SHORT EXERCISE:
Without the images, output each record below as it stands.

LISTED ENTRIES:
◇ ◇ ◇ ◇ ◇
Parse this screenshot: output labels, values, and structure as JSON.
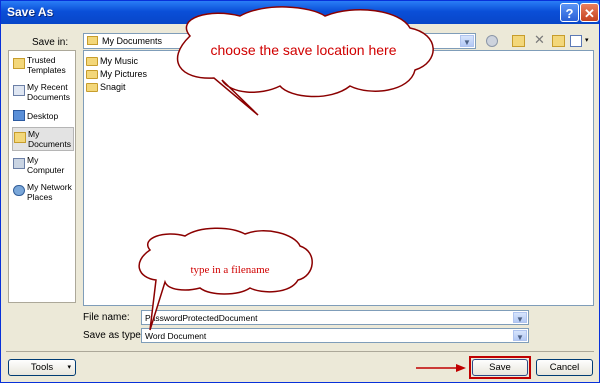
{
  "window": {
    "title": "Save As"
  },
  "titlebar": {
    "help_glyph": "?",
    "close_glyph": "✕"
  },
  "lookin": {
    "label": "Save in:",
    "value": "My Documents"
  },
  "toolbar_icons": [
    "back-icon",
    "up-folder-icon",
    "delete-icon",
    "new-folder-icon",
    "views-icon"
  ],
  "places": [
    {
      "label": "Trusted Templates",
      "icon": "folder-icon"
    },
    {
      "label": "My Recent Documents",
      "icon": "recent-docs-icon"
    },
    {
      "label": "Desktop",
      "icon": "desktop-icon"
    },
    {
      "label": "My Documents",
      "icon": "folder-icon"
    },
    {
      "label": "My Computer",
      "icon": "computer-icon"
    },
    {
      "label": "My Network Places",
      "icon": "network-icon"
    }
  ],
  "files": [
    {
      "name": "My Music"
    },
    {
      "name": "My Pictures"
    },
    {
      "name": "Snagit"
    }
  ],
  "filename": {
    "label": "File name:",
    "value": "PasswordProtectedDocument"
  },
  "savetype": {
    "label": "Save as type:",
    "value": "Word Document"
  },
  "buttons": {
    "tools": "Tools",
    "save": "Save",
    "cancel": "Cancel"
  },
  "callouts": {
    "location": "choose the save location here",
    "filename": "type in a filename"
  },
  "colors": {
    "callout_text": "#d00000",
    "highlight": "#c00000",
    "titlebar": "#0a4fd8"
  }
}
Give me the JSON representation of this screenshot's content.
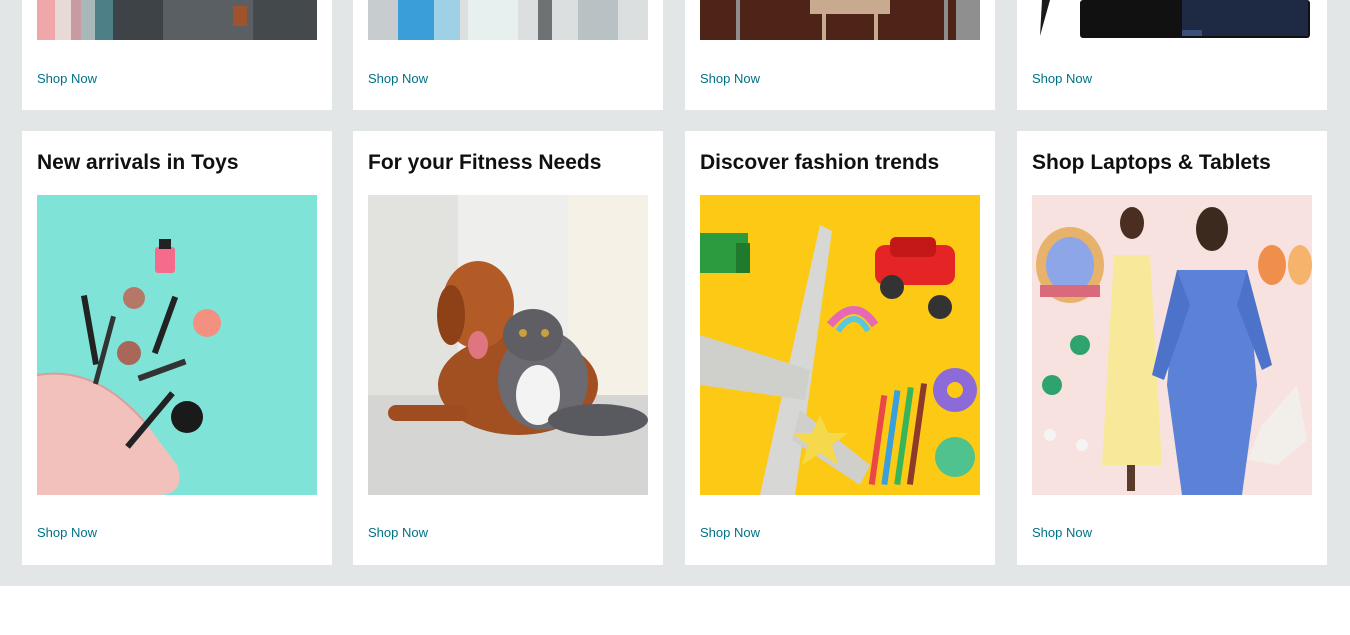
◇ ◇ ◇ ◇ ◇
EXERCISE ANSWER:
Parse this screenshot: output labels, values, and structure as JSON.
{
  "window": {
    "title": "Save As"
  },
  "titlebar": {
    "help_glyph": "?",
    "close_glyph": "✕"
  },
  "lookin": {
    "label": "Save in:",
    "value": "My Documents"
  },
  "toolbar_icons": [
    "back-icon",
    "up-folder-icon",
    "delete-icon",
    "new-folder-icon",
    "views-icon"
  ],
  "places": [
    {
      "label": "Trusted Templates",
      "icon": "folder-icon"
    },
    {
      "label": "My Recent Documents",
      "icon": "recent-docs-icon"
    },
    {
      "label": "Desktop",
      "icon": "desktop-icon"
    },
    {
      "label": "My Documents",
      "icon": "folder-icon"
    },
    {
      "label": "My Computer",
      "icon": "computer-icon"
    },
    {
      "label": "My Network Places",
      "icon": "network-icon"
    }
  ],
  "files": [
    {
      "name": "My Music"
    },
    {
      "name": "My Pictures"
    },
    {
      "name": "Snagit"
    }
  ],
  "filename": {
    "label": "File name:",
    "value": "PasswordProtectedDocument"
  },
  "savetype": {
    "label": "Save as type:",
    "value": "Word Document"
  },
  "buttons": {
    "tools": "Tools",
    "save": "Save",
    "cancel": "Cancel"
  },
  "callouts": {
    "location": "choose the save location here",
    "filename": "type in a filename"
  },
  "colors": {
    "callout_text": "#d00000",
    "highlight": "#c00000",
    "titlebar": "#0a4fd8"
  }
}
Give me the JSON representation of this screenshot's content.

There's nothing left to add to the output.